— Start of Exercise materials —

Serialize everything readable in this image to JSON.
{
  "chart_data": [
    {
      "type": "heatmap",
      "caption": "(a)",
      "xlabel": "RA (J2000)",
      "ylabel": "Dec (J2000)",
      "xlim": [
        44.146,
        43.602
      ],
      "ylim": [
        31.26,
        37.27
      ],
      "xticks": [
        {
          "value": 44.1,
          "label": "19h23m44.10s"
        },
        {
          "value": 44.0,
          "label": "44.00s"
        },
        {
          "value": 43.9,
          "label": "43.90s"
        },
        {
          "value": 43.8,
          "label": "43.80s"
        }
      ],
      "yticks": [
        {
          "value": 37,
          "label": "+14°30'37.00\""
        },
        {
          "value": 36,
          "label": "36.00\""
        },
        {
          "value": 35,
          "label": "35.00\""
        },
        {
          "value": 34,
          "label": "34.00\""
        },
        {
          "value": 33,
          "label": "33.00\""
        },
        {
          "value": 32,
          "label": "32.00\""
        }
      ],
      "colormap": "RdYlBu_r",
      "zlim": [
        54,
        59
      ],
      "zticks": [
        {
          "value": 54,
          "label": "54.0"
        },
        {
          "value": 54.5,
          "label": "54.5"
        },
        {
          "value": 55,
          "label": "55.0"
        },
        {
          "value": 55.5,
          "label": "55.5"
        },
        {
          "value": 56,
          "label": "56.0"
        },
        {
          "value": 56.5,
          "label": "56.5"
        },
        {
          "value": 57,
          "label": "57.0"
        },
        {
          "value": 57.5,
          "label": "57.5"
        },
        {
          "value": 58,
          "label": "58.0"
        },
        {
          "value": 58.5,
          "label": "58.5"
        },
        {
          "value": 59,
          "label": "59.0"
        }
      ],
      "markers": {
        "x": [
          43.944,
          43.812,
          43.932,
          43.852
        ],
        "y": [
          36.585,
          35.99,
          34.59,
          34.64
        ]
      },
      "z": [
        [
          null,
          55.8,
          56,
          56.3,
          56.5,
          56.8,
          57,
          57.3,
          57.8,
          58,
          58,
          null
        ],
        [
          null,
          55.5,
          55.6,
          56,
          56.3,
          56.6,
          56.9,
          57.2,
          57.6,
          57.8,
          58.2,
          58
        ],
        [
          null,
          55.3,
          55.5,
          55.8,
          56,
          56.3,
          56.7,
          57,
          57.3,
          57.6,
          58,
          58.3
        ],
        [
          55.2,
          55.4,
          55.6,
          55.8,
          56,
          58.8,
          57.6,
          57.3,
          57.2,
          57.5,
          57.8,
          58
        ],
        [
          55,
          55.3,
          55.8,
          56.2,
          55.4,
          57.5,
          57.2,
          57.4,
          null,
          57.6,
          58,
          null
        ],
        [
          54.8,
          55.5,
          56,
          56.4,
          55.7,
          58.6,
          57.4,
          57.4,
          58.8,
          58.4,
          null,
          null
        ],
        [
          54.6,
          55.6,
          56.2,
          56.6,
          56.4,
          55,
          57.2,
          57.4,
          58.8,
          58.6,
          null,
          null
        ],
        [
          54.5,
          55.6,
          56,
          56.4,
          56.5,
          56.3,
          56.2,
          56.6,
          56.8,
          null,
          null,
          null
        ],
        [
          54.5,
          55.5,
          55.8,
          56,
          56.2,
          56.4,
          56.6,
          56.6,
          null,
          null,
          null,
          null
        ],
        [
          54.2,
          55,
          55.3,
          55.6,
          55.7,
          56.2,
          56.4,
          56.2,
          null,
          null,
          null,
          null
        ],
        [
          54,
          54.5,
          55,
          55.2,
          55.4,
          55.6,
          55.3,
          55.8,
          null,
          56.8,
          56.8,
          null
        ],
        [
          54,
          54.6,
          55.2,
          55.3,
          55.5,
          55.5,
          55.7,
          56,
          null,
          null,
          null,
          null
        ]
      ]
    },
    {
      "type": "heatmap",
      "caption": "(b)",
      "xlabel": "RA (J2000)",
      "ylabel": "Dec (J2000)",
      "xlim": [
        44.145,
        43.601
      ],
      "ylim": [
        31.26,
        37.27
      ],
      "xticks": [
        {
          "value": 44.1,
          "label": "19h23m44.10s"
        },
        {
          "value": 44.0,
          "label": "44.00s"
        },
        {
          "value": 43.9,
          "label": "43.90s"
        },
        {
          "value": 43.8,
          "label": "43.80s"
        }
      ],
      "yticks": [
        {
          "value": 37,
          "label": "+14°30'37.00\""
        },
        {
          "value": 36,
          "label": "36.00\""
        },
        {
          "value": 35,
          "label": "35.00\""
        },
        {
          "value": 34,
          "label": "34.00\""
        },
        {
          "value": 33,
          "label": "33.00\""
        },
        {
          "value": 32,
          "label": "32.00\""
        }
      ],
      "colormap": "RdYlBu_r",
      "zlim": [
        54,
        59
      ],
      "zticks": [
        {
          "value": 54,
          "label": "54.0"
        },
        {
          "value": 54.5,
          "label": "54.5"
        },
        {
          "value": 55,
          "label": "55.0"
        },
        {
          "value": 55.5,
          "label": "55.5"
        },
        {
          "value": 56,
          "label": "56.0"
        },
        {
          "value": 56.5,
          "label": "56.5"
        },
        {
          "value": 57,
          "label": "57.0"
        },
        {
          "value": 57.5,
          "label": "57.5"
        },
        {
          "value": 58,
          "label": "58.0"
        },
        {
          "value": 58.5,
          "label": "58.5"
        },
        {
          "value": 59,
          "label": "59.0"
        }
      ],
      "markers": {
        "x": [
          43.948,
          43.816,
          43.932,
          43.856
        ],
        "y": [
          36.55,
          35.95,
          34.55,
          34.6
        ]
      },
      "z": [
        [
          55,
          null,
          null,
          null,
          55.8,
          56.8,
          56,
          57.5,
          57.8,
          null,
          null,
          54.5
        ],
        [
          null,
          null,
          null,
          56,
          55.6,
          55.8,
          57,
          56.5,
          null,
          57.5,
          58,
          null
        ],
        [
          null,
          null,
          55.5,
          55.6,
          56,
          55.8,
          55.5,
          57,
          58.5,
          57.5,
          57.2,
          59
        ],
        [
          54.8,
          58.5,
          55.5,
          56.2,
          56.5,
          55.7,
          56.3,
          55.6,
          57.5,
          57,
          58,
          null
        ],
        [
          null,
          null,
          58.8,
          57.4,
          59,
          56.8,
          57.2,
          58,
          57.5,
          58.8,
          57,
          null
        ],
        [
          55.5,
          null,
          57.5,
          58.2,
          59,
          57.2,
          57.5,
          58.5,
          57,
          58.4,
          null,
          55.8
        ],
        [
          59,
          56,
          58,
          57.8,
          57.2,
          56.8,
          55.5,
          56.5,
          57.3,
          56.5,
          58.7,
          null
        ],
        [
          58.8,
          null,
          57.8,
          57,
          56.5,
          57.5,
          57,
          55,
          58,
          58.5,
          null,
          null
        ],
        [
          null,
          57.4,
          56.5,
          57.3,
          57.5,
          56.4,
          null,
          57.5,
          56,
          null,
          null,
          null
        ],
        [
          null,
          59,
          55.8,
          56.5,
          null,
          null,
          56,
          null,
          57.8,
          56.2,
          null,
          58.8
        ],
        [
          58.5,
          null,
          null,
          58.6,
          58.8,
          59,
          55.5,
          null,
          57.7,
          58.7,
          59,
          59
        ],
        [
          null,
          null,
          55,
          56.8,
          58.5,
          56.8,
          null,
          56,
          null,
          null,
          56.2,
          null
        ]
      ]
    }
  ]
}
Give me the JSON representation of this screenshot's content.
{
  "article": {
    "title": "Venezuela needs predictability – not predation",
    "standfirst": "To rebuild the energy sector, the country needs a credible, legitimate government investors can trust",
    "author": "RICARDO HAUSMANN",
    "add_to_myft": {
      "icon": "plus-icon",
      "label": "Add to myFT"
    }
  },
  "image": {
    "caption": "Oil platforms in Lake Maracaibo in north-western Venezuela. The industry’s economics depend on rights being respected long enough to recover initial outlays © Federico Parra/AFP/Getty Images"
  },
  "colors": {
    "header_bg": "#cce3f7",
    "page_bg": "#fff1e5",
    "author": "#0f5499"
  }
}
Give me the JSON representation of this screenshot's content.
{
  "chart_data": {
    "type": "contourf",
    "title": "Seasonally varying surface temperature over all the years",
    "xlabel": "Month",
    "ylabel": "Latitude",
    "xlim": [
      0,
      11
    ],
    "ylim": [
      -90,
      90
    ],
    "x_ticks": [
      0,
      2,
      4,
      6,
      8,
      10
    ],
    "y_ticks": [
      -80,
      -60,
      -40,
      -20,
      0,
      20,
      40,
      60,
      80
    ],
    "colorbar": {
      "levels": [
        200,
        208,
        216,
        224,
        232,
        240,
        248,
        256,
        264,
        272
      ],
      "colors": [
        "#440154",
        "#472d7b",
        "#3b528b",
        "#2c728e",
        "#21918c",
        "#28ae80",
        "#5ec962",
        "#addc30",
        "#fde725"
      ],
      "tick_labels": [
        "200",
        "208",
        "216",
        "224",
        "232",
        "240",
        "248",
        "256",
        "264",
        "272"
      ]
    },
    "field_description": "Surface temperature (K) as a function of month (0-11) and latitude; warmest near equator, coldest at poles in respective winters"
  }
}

— End of Exercise materials —

- **Request**: Look through the entries above; copy each line where the string "author" appears.

- **Reply to the exercise**:
    "author": "RICARDO HAUSMANN",
    "author": "#0f5499"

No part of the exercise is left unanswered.